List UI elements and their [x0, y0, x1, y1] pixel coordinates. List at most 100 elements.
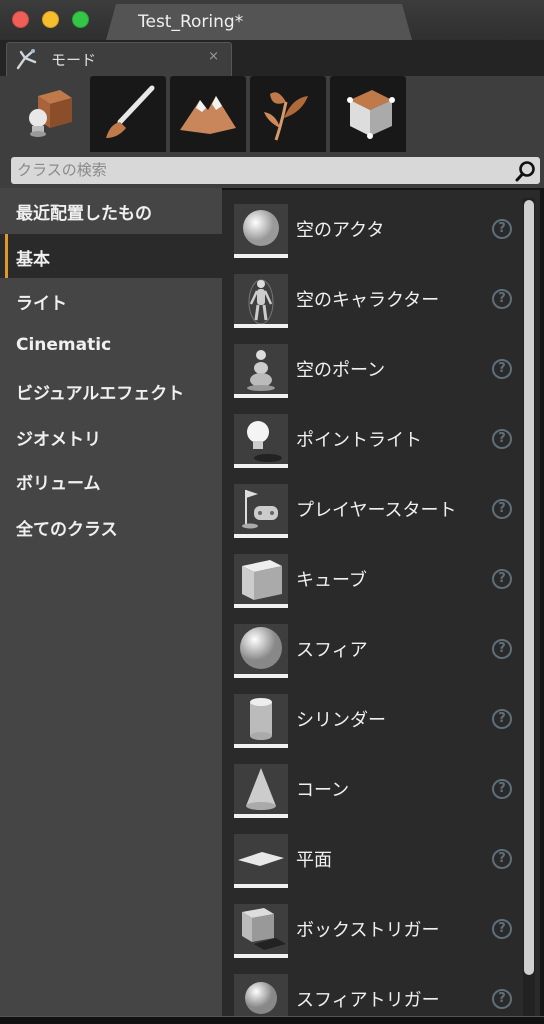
class-search-input[interactable]	[17, 159, 507, 181]
category-visual-effects[interactable]: ビジュアルエフェクト	[0, 368, 222, 412]
help-icon[interactable]: ?	[492, 359, 512, 379]
landscape-icon	[180, 96, 236, 134]
item-thumbnail	[234, 414, 288, 468]
player-start-icon	[242, 490, 278, 529]
placeable-item-list: 空のアクタ ? 空のキャラクター ? 空のポーン ? ポイントライト ? プレイ…	[222, 190, 540, 1016]
modes-icon	[16, 49, 37, 70]
foliage-icon	[264, 92, 308, 141]
item-thumbnail	[234, 204, 288, 258]
foliage-mode-button[interactable]	[250, 76, 326, 152]
document-tab[interactable]: Test_Roring*	[106, 4, 412, 40]
item-thumbnail	[234, 554, 288, 608]
geometry-edit-icon	[347, 90, 395, 139]
landscape-mode-button[interactable]	[170, 76, 246, 152]
category-lights[interactable]: ライト	[0, 278, 222, 322]
tab-modes[interactable]: モード ×	[6, 42, 232, 76]
list-item-sphere-trigger[interactable]: スフィアトリガー ?	[222, 962, 540, 1016]
list-item-empty-actor[interactable]: 空のアクタ ?	[222, 192, 540, 262]
item-label: コーン	[296, 780, 350, 801]
category-list: 最近配置したもの 基本 ライト Cinematic ビジュアルエフェクト ジオメ…	[0, 188, 222, 1018]
class-search-box	[11, 157, 540, 184]
item-thumbnail	[234, 694, 288, 748]
list-item-cylinder[interactable]: シリンダー ?	[222, 682, 540, 752]
category-all-classes[interactable]: 全てのクラス	[0, 504, 222, 548]
help-icon[interactable]: ?	[492, 429, 512, 449]
box-trigger-icon	[242, 908, 286, 950]
panel-tab-row: モード ×	[0, 40, 544, 76]
paint-brush-icon	[106, 85, 155, 138]
list-item-plane[interactable]: 平面 ?	[222, 822, 540, 892]
item-thumbnail	[234, 834, 288, 888]
search-icon[interactable]	[514, 159, 538, 183]
cylinder-icon	[250, 698, 272, 740]
empty-pawn-icon	[247, 350, 275, 391]
window-minimize-button[interactable]	[42, 11, 59, 28]
cube-icon	[242, 560, 282, 600]
sphere-trigger-icon	[245, 982, 277, 1014]
category-basic[interactable]: 基本	[0, 234, 222, 278]
category-label: ライト	[16, 294, 67, 314]
item-label: ボックストリガー	[296, 920, 440, 941]
item-thumbnail	[234, 764, 288, 818]
category-cinematic[interactable]: Cinematic	[0, 324, 222, 368]
panel-bottom-edge	[0, 1016, 544, 1024]
category-label: 全てのクラス	[16, 520, 118, 540]
help-icon[interactable]: ?	[492, 709, 512, 729]
place-mode-icon	[29, 90, 72, 137]
category-geometry[interactable]: ジオメトリ	[0, 414, 222, 458]
cone-icon	[246, 768, 276, 810]
tab-close-icon[interactable]: ×	[208, 49, 219, 64]
help-icon[interactable]: ?	[492, 219, 512, 239]
item-label: 空のキャラクター	[296, 290, 440, 311]
item-thumbnail	[234, 484, 288, 538]
help-icon[interactable]: ?	[492, 569, 512, 589]
search-bar-area	[0, 152, 544, 188]
list-item-point-light[interactable]: ポイントライト ?	[222, 402, 540, 472]
list-scrollbar-thumb[interactable]	[524, 200, 534, 975]
list-item-empty-character[interactable]: 空のキャラクター ?	[222, 262, 540, 332]
item-thumbnail	[234, 974, 288, 1016]
window-maximize-button[interactable]	[72, 11, 89, 28]
item-label: スフィア	[296, 640, 368, 661]
item-thumbnail	[234, 344, 288, 398]
item-label: スフィアトリガー	[296, 990, 440, 1011]
item-label: 空のポーン	[296, 360, 386, 381]
help-icon[interactable]: ?	[492, 289, 512, 309]
item-label: 平面	[296, 850, 332, 871]
help-icon[interactable]: ?	[492, 779, 512, 799]
window-titlebar: Test_Roring*	[0, 0, 544, 40]
help-icon[interactable]: ?	[492, 919, 512, 939]
paint-mode-button[interactable]	[90, 76, 166, 152]
list-item-player-start[interactable]: プレイヤースタート ?	[222, 472, 540, 542]
item-thumbnail	[234, 274, 288, 328]
category-volumes[interactable]: ボリューム	[0, 458, 222, 502]
category-label: 最近配置したもの	[16, 204, 152, 224]
category-label: ビジュアルエフェクト	[16, 384, 185, 404]
item-thumbnail	[234, 624, 288, 678]
mode-toolbar	[0, 76, 544, 152]
category-label: ジオメトリ	[16, 430, 101, 450]
window-close-button[interactable]	[12, 11, 29, 28]
empty-actor-icon	[243, 210, 279, 246]
document-title: Test_Roring*	[138, 12, 244, 32]
category-label: Cinematic	[16, 335, 112, 355]
plane-icon	[238, 852, 284, 866]
geometry-mode-button[interactable]	[330, 76, 406, 152]
category-recently-placed[interactable]: 最近配置したもの	[0, 188, 222, 232]
place-mode-button[interactable]	[10, 76, 86, 152]
help-icon[interactable]: ?	[492, 989, 512, 1009]
list-item-empty-pawn[interactable]: 空のポーン ?	[222, 332, 540, 402]
list-item-sphere[interactable]: スフィア ?	[222, 612, 540, 682]
help-icon[interactable]: ?	[492, 639, 512, 659]
empty-character-icon	[248, 279, 274, 324]
help-icon[interactable]: ?	[492, 849, 512, 869]
list-item-cone[interactable]: コーン ?	[222, 752, 540, 822]
tab-modes-label: モード	[51, 51, 97, 69]
category-label: ボリューム	[16, 474, 101, 494]
item-thumbnail	[234, 904, 288, 958]
help-icon[interactable]: ?	[492, 499, 512, 519]
item-label: 空のアクタ	[296, 220, 385, 241]
list-item-box-trigger[interactable]: ボックストリガー ?	[222, 892, 540, 962]
list-item-cube[interactable]: キューブ ?	[222, 542, 540, 612]
item-label: プレイヤースタート	[296, 500, 457, 521]
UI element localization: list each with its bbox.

# # # # #

● **Requirement**: Reproduce all of the data above verbatim, line for line, leaving out the pictures.

● **Result**:
List UI elements and their [x0, y0, x1, y1] pixel coordinates. List at most 100 elements.
class-search-input[interactable]	[17, 159, 507, 181]
category-visual-effects[interactable]: ビジュアルエフェクト	[0, 368, 222, 412]
help-icon[interactable]: ?	[492, 359, 512, 379]
landscape-icon	[180, 96, 236, 134]
item-thumbnail	[234, 414, 288, 468]
player-start-icon	[242, 490, 278, 529]
placeable-item-list: 空のアクタ ? 空のキャラクター ? 空のポーン ? ポイントライト ? プレイ…	[222, 190, 540, 1016]
modes-icon	[16, 49, 37, 70]
foliage-icon	[264, 92, 308, 141]
item-thumbnail	[234, 204, 288, 258]
foliage-mode-button[interactable]	[250, 76, 326, 152]
document-tab[interactable]: Test_Roring*	[106, 4, 412, 40]
item-thumbnail	[234, 554, 288, 608]
geometry-edit-icon	[347, 90, 395, 139]
landscape-mode-button[interactable]	[170, 76, 246, 152]
category-lights[interactable]: ライト	[0, 278, 222, 322]
tab-modes[interactable]: モード ×	[6, 42, 232, 76]
list-item-sphere-trigger[interactable]: スフィアトリガー ?	[222, 962, 540, 1016]
list-item-empty-actor[interactable]: 空のアクタ ?	[222, 192, 540, 262]
item-label: コーン	[296, 780, 350, 801]
category-list: 最近配置したもの 基本 ライト Cinematic ビジュアルエフェクト ジオメ…	[0, 188, 222, 1018]
class-search-box	[11, 157, 540, 184]
item-thumbnail	[234, 694, 288, 748]
list-item-cylinder[interactable]: シリンダー ?	[222, 682, 540, 752]
category-all-classes[interactable]: 全てのクラス	[0, 504, 222, 548]
help-icon[interactable]: ?	[492, 429, 512, 449]
box-trigger-icon	[242, 908, 286, 950]
panel-tab-row: モード ×	[0, 40, 544, 76]
paint-brush-icon	[106, 85, 155, 138]
list-item-plane[interactable]: 平面 ?	[222, 822, 540, 892]
item-thumbnail	[234, 834, 288, 888]
search-icon[interactable]	[514, 159, 538, 183]
cylinder-icon	[250, 698, 272, 740]
empty-pawn-icon	[247, 350, 275, 391]
window-minimize-button[interactable]	[42, 11, 59, 28]
cube-icon	[242, 560, 282, 600]
sphere-trigger-icon	[245, 982, 277, 1014]
category-basic[interactable]: 基本	[0, 234, 222, 278]
category-label: ライト	[16, 294, 67, 314]
item-label: ボックストリガー	[296, 920, 440, 941]
item-thumbnail	[234, 764, 288, 818]
category-cinematic[interactable]: Cinematic	[0, 324, 222, 368]
panel-bottom-edge	[0, 1016, 544, 1024]
category-label: 全てのクラス	[16, 520, 118, 540]
help-icon[interactable]: ?	[492, 709, 512, 729]
place-mode-icon	[29, 90, 72, 137]
category-geometry[interactable]: ジオメトリ	[0, 414, 222, 458]
cone-icon	[246, 768, 276, 810]
tab-close-icon[interactable]: ×	[208, 49, 219, 64]
help-icon[interactable]: ?	[492, 219, 512, 239]
item-label: 空のキャラクター	[296, 290, 440, 311]
item-thumbnail	[234, 484, 288, 538]
help-icon[interactable]: ?	[492, 569, 512, 589]
search-bar-area	[0, 152, 544, 188]
list-item-point-light[interactable]: ポイントライト ?	[222, 402, 540, 472]
list-scrollbar-thumb[interactable]	[524, 200, 534, 975]
list-item-empty-character[interactable]: 空のキャラクター ?	[222, 262, 540, 332]
item-thumbnail	[234, 974, 288, 1016]
window-maximize-button[interactable]	[72, 11, 89, 28]
item-label: スフィア	[296, 640, 368, 661]
item-thumbnail	[234, 344, 288, 398]
item-label: スフィアトリガー	[296, 990, 440, 1011]
item-label: 空のポーン	[296, 360, 386, 381]
help-icon[interactable]: ?	[492, 289, 512, 309]
item-label: 平面	[296, 850, 332, 871]
help-icon[interactable]: ?	[492, 779, 512, 799]
window-titlebar: Test_Roring*	[0, 0, 544, 40]
help-icon[interactable]: ?	[492, 919, 512, 939]
paint-mode-button[interactable]	[90, 76, 166, 152]
list-item-player-start[interactable]: プレイヤースタート ?	[222, 472, 540, 542]
item-thumbnail	[234, 274, 288, 328]
category-volumes[interactable]: ボリューム	[0, 458, 222, 502]
category-label: 最近配置したもの	[16, 204, 152, 224]
category-label: ビジュアルエフェクト	[16, 384, 185, 404]
item-thumbnail	[234, 624, 288, 678]
mode-toolbar	[0, 76, 544, 152]
category-label: ジオメトリ	[16, 430, 101, 450]
window-close-button[interactable]	[12, 11, 29, 28]
empty-actor-icon	[243, 210, 279, 246]
document-title: Test_Roring*	[138, 12, 244, 32]
category-label: Cinematic	[16, 335, 112, 355]
plane-icon	[238, 852, 284, 866]
geometry-mode-button[interactable]	[330, 76, 406, 152]
category-recently-placed[interactable]: 最近配置したもの	[0, 188, 222, 232]
place-mode-button[interactable]	[10, 76, 86, 152]
help-icon[interactable]: ?	[492, 989, 512, 1009]
list-item-empty-pawn[interactable]: 空のポーン ?	[222, 332, 540, 402]
list-item-sphere[interactable]: スフィア ?	[222, 612, 540, 682]
help-icon[interactable]: ?	[492, 639, 512, 659]
empty-character-icon	[248, 279, 274, 324]
help-icon[interactable]: ?	[492, 849, 512, 869]
list-item-cone[interactable]: コーン ?	[222, 752, 540, 822]
tab-modes-label: モード	[51, 51, 97, 69]
category-label: ボリューム	[16, 474, 101, 494]
item-thumbnail	[234, 904, 288, 958]
help-icon[interactable]: ?	[492, 499, 512, 519]
item-label: 空のアクタ	[296, 220, 385, 241]
list-item-box-trigger[interactable]: ボックストリガー ?	[222, 892, 540, 962]
list-item-cube[interactable]: キューブ ?	[222, 542, 540, 612]
item-label: プレイヤースタート	[296, 500, 457, 521]
UI element localization: list each with its bbox.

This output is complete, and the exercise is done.